_REQUEST_
Looking at the listing beneath, work out how many lines hold "text" and report only that figure.

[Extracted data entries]
⁂
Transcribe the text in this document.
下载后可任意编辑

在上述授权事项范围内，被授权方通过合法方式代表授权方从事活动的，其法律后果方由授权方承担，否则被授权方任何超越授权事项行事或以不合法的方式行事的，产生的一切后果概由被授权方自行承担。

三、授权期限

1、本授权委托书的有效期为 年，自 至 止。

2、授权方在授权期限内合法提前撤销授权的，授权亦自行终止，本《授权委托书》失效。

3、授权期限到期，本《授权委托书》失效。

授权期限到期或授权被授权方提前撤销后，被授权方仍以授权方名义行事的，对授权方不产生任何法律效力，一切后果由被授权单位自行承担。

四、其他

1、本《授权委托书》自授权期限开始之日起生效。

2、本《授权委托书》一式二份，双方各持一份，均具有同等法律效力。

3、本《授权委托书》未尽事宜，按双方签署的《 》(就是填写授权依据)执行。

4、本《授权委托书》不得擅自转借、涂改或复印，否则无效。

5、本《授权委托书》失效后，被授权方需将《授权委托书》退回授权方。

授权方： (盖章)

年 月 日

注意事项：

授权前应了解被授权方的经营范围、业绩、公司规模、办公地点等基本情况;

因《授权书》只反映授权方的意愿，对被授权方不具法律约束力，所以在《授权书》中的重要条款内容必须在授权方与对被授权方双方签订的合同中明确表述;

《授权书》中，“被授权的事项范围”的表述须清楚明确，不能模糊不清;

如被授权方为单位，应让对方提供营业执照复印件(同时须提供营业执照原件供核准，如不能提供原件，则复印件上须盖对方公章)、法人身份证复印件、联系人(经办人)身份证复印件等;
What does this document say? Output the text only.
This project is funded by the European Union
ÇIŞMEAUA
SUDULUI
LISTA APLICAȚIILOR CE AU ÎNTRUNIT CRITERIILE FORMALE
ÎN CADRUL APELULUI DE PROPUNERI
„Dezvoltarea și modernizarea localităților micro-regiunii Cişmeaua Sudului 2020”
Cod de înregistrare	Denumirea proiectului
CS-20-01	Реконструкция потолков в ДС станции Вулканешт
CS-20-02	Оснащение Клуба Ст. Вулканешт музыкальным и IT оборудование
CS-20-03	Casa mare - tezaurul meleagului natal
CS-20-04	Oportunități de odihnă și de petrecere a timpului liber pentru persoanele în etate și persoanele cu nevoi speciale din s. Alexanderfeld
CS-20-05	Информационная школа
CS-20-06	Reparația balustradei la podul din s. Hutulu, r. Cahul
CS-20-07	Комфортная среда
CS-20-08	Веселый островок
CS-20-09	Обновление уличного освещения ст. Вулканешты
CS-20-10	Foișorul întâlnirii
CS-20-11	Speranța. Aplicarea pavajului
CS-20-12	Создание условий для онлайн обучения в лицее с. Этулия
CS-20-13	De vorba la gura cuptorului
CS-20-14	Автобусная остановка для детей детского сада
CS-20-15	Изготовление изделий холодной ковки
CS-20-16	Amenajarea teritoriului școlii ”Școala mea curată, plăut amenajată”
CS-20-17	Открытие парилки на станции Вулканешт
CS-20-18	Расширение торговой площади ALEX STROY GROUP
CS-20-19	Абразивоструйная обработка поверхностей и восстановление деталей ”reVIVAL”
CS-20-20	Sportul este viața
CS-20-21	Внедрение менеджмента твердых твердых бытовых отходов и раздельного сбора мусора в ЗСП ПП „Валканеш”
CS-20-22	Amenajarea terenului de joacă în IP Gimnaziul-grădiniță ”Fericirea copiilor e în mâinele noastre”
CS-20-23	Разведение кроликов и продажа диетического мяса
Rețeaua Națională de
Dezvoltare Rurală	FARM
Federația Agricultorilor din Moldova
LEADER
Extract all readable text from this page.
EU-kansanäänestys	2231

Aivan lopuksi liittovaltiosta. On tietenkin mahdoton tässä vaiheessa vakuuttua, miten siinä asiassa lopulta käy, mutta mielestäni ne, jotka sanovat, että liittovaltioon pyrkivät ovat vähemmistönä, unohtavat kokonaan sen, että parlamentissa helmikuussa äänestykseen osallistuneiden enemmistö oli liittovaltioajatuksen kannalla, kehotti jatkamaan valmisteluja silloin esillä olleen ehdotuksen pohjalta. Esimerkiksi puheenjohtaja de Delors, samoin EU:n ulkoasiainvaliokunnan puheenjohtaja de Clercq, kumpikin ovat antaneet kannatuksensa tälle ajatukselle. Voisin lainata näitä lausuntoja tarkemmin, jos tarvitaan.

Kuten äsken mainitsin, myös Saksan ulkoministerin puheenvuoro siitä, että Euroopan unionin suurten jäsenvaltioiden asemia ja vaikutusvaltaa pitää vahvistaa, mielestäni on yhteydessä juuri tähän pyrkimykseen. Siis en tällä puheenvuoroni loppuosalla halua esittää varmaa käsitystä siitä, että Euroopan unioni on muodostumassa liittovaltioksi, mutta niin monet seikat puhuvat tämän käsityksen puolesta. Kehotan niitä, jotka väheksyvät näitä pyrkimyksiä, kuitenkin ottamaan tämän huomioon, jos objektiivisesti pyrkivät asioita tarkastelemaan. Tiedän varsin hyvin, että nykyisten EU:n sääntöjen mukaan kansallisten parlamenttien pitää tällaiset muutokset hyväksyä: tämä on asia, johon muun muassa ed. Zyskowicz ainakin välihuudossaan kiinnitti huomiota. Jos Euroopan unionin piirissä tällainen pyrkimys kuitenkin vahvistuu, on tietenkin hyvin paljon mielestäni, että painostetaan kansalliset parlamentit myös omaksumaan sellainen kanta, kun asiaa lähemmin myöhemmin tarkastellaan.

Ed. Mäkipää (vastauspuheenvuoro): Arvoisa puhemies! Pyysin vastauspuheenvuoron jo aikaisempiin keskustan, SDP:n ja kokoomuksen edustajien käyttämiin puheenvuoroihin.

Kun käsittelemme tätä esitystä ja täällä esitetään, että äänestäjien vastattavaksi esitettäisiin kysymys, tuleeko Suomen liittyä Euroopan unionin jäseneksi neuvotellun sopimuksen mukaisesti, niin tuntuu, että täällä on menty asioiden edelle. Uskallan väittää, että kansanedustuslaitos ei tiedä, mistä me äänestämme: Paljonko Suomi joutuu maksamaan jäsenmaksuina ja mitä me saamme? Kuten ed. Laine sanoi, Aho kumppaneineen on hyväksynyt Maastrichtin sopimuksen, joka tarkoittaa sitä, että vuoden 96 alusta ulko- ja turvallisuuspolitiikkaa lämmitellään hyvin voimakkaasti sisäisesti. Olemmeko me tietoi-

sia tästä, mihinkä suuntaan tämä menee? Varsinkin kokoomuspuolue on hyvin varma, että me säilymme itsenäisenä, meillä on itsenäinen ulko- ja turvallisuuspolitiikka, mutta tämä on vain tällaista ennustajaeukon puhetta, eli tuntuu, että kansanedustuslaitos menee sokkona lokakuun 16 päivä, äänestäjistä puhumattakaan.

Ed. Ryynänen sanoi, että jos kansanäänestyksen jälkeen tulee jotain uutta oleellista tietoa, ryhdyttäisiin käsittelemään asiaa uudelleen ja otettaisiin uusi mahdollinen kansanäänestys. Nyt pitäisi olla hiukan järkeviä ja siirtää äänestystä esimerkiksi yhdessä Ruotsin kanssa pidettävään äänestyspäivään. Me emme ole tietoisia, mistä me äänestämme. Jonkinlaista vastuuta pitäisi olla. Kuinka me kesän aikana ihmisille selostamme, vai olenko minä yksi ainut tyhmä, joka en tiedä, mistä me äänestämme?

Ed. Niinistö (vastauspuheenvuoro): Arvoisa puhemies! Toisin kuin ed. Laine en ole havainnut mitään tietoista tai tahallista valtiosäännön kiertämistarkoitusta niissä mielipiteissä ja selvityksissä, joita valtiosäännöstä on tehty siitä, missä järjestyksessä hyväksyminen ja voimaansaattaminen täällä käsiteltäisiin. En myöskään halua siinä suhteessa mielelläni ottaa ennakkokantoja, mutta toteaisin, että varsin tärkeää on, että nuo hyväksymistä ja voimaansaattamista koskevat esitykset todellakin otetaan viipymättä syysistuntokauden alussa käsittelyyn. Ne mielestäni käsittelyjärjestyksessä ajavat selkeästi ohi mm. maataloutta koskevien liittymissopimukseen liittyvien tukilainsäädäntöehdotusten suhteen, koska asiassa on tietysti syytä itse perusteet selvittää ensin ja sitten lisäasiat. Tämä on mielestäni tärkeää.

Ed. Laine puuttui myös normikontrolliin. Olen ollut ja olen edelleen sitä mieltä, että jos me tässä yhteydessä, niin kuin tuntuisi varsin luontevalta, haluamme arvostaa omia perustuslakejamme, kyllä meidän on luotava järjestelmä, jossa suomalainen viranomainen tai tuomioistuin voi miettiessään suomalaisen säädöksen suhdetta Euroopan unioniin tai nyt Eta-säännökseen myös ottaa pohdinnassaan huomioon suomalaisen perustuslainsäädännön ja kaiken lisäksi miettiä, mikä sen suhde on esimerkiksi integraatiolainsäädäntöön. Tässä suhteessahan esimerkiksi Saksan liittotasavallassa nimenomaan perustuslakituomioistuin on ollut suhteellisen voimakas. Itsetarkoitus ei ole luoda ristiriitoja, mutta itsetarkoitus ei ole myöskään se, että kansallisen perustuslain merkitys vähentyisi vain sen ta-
⁂
_ANSWER TO THIS TASK_
3